▶ _Stated goal_: Reproduce verbatim the lines of the listing below, from the line containing "handwriting-line-1: et les" through the line containing "handwriting-line-2: vous envoie", inclusive.

▶ _Data records_:
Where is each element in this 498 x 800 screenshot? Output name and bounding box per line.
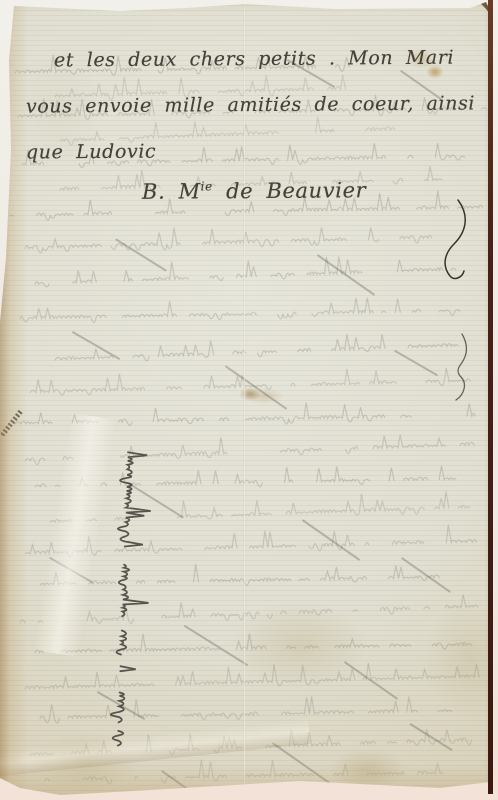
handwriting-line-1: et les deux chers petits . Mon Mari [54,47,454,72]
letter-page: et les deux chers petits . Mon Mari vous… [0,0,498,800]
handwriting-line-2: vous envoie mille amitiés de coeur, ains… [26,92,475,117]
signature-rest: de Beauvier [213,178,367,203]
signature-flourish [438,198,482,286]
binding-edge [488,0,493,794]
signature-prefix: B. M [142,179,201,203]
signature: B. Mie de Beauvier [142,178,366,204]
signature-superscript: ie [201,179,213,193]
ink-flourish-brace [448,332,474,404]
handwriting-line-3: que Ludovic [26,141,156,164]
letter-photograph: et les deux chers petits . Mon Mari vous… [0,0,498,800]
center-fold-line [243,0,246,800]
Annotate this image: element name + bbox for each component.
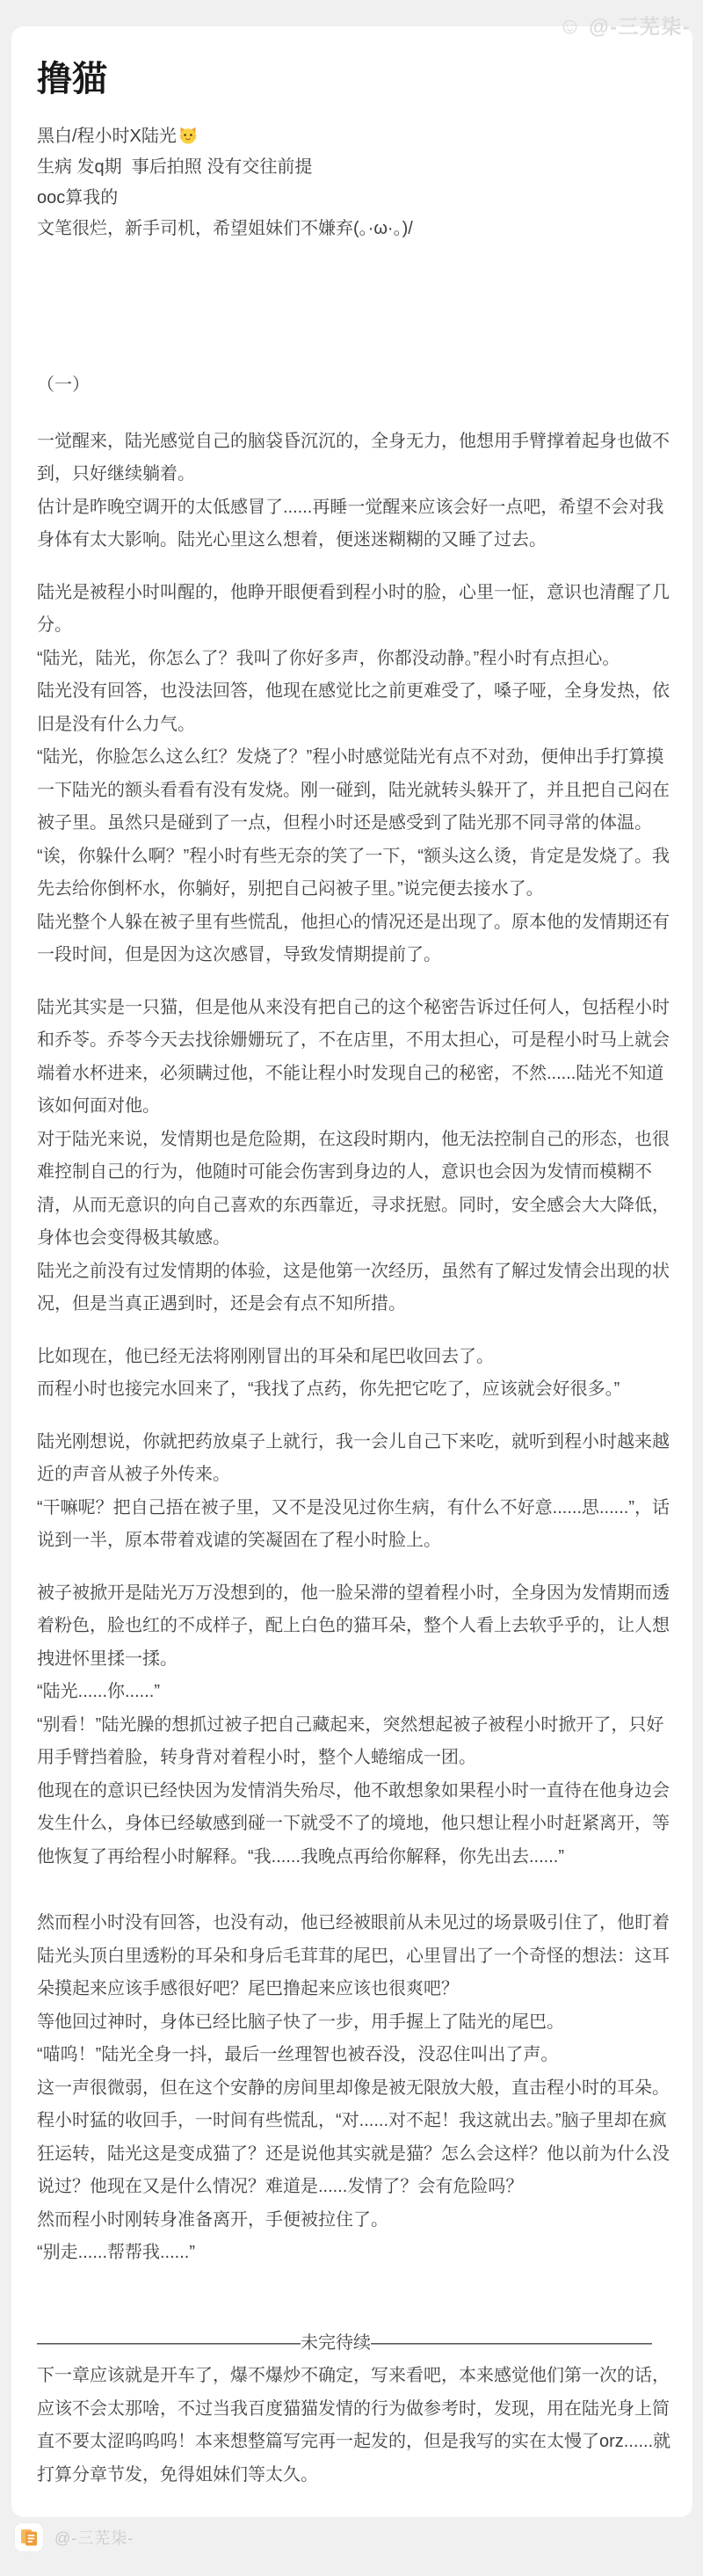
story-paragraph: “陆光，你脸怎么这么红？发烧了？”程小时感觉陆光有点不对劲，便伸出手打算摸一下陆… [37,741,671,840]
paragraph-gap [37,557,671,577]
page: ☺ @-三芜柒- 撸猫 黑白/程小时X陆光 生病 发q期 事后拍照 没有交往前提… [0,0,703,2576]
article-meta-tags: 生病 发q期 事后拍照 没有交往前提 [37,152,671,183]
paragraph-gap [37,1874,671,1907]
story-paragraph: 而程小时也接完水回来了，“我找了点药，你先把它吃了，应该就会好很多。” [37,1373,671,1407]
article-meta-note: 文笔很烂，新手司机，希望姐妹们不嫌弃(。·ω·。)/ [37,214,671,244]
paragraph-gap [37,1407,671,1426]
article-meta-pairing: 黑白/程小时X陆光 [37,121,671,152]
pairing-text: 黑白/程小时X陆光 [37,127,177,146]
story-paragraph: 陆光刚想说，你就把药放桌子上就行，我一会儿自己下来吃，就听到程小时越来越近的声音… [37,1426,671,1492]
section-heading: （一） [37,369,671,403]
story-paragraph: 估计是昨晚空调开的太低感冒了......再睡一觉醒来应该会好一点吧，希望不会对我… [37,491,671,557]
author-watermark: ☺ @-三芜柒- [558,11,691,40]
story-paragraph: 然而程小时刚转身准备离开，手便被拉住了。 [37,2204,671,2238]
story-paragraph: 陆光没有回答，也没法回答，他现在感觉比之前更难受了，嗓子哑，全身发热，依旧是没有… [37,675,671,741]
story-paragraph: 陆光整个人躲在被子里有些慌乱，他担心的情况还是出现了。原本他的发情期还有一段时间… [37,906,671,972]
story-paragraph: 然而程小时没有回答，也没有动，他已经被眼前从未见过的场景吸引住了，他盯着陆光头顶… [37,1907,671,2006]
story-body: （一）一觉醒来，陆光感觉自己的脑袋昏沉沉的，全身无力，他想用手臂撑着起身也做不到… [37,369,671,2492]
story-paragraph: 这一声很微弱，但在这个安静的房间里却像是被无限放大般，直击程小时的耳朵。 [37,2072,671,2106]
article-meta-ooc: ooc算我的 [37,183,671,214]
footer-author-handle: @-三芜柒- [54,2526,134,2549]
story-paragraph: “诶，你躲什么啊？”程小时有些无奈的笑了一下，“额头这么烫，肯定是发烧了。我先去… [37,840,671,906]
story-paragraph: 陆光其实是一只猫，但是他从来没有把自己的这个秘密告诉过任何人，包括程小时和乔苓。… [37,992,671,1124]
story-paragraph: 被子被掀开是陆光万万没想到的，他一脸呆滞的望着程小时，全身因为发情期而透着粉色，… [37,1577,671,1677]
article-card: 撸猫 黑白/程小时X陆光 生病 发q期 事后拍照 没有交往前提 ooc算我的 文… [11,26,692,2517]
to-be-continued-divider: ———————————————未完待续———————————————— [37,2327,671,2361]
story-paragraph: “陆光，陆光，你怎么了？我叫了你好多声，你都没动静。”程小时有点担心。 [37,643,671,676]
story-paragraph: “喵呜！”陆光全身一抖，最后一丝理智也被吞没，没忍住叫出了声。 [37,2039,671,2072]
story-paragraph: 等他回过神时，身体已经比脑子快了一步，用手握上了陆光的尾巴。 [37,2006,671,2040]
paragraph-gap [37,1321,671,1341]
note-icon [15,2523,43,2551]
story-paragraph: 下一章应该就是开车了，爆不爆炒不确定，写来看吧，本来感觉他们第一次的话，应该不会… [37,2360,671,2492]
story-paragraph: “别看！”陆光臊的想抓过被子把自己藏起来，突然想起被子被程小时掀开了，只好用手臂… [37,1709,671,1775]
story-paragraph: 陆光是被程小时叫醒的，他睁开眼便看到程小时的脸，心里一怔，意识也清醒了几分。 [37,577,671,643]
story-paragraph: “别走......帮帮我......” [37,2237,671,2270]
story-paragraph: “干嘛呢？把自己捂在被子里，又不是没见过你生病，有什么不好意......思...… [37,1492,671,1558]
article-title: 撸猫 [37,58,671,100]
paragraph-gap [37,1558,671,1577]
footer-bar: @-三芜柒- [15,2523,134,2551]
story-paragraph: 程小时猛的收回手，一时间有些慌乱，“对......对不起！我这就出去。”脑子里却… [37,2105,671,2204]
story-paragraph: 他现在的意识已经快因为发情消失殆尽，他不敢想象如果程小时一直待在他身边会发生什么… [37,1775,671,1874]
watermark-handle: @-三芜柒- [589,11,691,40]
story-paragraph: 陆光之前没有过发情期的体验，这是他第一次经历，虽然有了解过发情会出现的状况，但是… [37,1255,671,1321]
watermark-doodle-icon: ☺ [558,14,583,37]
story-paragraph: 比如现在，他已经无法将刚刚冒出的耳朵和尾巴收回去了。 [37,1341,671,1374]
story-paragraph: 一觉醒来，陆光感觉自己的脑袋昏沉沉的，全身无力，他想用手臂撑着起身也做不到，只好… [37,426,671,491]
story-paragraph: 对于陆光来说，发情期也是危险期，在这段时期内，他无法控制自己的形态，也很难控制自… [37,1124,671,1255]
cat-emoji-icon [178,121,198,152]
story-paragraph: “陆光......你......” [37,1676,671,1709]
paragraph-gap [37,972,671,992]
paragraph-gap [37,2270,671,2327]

▶ _Response below_:
handwriting-line-1: et les deux chers petits . Mon Mari [54,47,454,72]
letter-page: et les deux chers petits . Mon Mari vous… [0,0,498,800]
handwriting-line-2: vous envoie mille amitiés de coeur, ains… [26,92,475,117]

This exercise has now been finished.